## Task objective
All entries below are to be set down again, identical to the source.
[start of Record set]
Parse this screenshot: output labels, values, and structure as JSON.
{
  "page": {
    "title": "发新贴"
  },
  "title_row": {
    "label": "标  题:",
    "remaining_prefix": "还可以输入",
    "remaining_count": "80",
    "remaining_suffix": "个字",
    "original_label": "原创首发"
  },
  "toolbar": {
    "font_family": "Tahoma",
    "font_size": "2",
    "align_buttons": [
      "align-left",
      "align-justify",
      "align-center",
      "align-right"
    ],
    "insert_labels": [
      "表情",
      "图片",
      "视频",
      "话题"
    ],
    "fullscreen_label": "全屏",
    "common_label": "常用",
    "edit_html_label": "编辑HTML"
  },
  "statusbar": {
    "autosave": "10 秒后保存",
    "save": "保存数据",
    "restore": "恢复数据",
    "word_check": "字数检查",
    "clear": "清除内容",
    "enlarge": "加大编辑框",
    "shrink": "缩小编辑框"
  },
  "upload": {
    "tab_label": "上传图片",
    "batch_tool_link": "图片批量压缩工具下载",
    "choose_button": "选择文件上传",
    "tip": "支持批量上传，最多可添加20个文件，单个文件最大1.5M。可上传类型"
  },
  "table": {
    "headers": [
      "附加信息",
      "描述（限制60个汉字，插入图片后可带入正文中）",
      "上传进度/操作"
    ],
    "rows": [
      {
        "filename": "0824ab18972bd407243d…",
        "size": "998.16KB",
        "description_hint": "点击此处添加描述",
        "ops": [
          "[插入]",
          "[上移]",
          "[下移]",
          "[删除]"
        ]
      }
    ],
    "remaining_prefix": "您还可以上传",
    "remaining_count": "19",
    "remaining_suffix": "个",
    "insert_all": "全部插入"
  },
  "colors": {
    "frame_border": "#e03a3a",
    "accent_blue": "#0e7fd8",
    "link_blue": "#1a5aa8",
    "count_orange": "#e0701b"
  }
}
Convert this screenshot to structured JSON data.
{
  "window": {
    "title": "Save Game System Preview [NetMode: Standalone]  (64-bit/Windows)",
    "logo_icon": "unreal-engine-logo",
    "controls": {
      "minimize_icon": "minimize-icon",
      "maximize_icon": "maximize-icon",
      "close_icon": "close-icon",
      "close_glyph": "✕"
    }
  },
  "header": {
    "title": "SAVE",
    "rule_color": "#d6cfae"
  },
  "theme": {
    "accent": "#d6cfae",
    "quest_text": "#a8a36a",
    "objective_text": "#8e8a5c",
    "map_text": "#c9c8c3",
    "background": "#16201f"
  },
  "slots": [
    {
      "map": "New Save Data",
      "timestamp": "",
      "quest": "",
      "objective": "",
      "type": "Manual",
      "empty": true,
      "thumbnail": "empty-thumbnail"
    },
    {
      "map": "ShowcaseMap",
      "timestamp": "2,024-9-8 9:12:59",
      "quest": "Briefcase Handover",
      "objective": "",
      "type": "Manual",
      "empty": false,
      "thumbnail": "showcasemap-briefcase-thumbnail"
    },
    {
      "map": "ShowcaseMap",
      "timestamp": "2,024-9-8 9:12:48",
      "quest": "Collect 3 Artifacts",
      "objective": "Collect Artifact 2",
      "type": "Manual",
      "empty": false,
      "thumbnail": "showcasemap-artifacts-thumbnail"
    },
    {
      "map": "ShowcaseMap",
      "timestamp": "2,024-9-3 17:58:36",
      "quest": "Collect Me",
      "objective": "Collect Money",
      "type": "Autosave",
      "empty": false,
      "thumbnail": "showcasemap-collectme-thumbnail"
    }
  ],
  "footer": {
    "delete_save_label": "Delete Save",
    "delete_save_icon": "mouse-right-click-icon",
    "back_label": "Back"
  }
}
[end of Record set]
## Task answer
Parse this screenshot: output labels, values, and structure as JSON.
{
  "page": {
    "title": "发新贴"
  },
  "title_row": {
    "label": "标  题:",
    "remaining_prefix": "还可以输入",
    "remaining_count": "80",
    "remaining_suffix": "个字",
    "original_label": "原创首发"
  },
  "toolbar": {
    "font_family": "Tahoma",
    "font_size": "2",
    "align_buttons": [
      "align-left",
      "align-justify",
      "align-center",
      "align-right"
    ],
    "insert_labels": [
      "表情",
      "图片",
      "视频",
      "话题"
    ],
    "fullscreen_label": "全屏",
    "common_label": "常用",
    "edit_html_label": "编辑HTML"
  },
  "statusbar": {
    "autosave": "10 秒后保存",
    "save": "保存数据",
    "restore": "恢复数据",
    "word_check": "字数检查",
    "clear": "清除内容",
    "enlarge": "加大编辑框",
    "shrink": "缩小编辑框"
  },
  "upload": {
    "tab_label": "上传图片",
    "batch_tool_link": "图片批量压缩工具下载",
    "choose_button": "选择文件上传",
    "tip": "支持批量上传，最多可添加20个文件，单个文件最大1.5M。可上传类型"
  },
  "table": {
    "headers": [
      "附加信息",
      "描述（限制60个汉字，插入图片后可带入正文中）",
      "上传进度/操作"
    ],
    "rows": [
      {
        "filename": "0824ab18972bd407243d…",
        "size": "998.16KB",
        "description_hint": "点击此处添加描述",
        "ops": [
          "[插入]",
          "[上移]",
          "[下移]",
          "[删除]"
        ]
      }
    ],
    "remaining_prefix": "您还可以上传",
    "remaining_count": "19",
    "remaining_suffix": "个",
    "insert_all": "全部插入"
  },
  "colors": {
    "frame_border": "#e03a3a",
    "accent_blue": "#0e7fd8",
    "link_blue": "#1a5aa8",
    "count_orange": "#e0701b"
  }
}
Convert this screenshot to structured JSON data.
{
  "window": {
    "title": "Save Game System Preview [NetMode: Standalone]  (64-bit/Windows)",
    "logo_icon": "unreal-engine-logo",
    "controls": {
      "minimize_icon": "minimize-icon",
      "maximize_icon": "maximize-icon",
      "close_icon": "close-icon",
      "close_glyph": "✕"
    }
  },
  "header": {
    "title": "SAVE",
    "rule_color": "#d6cfae"
  },
  "theme": {
    "accent": "#d6cfae",
    "quest_text": "#a8a36a",
    "objective_text": "#8e8a5c",
    "map_text": "#c9c8c3",
    "background": "#16201f"
  },
  "slots": [
    {
      "map": "New Save Data",
      "timestamp": "",
      "quest": "",
      "objective": "",
      "type": "Manual",
      "empty": true,
      "thumbnail": "empty-thumbnail"
    },
    {
      "map": "ShowcaseMap",
      "timestamp": "2,024-9-8 9:12:59",
      "quest": "Briefcase Handover",
      "objective": "",
      "type": "Manual",
      "empty": false,
      "thumbnail": "showcasemap-briefcase-thumbnail"
    },
    {
      "map": "ShowcaseMap",
      "timestamp": "2,024-9-8 9:12:48",
      "quest": "Collect 3 Artifacts",
      "objective": "Collect Artifact 2",
      "type": "Manual",
      "empty": false,
      "thumbnail": "showcasemap-artifacts-thumbnail"
    },
    {
      "map": "ShowcaseMap",
      "timestamp": "2,024-9-3 17:58:36",
      "quest": "Collect Me",
      "objective": "Collect Money",
      "type": "Autosave",
      "empty": false,
      "thumbnail": "showcasemap-collectme-thumbnail"
    }
  ],
  "footer": {
    "delete_save_label": "Delete Save",
    "delete_save_icon": "mouse-right-click-icon",
    "back_label": "Back"
  }
}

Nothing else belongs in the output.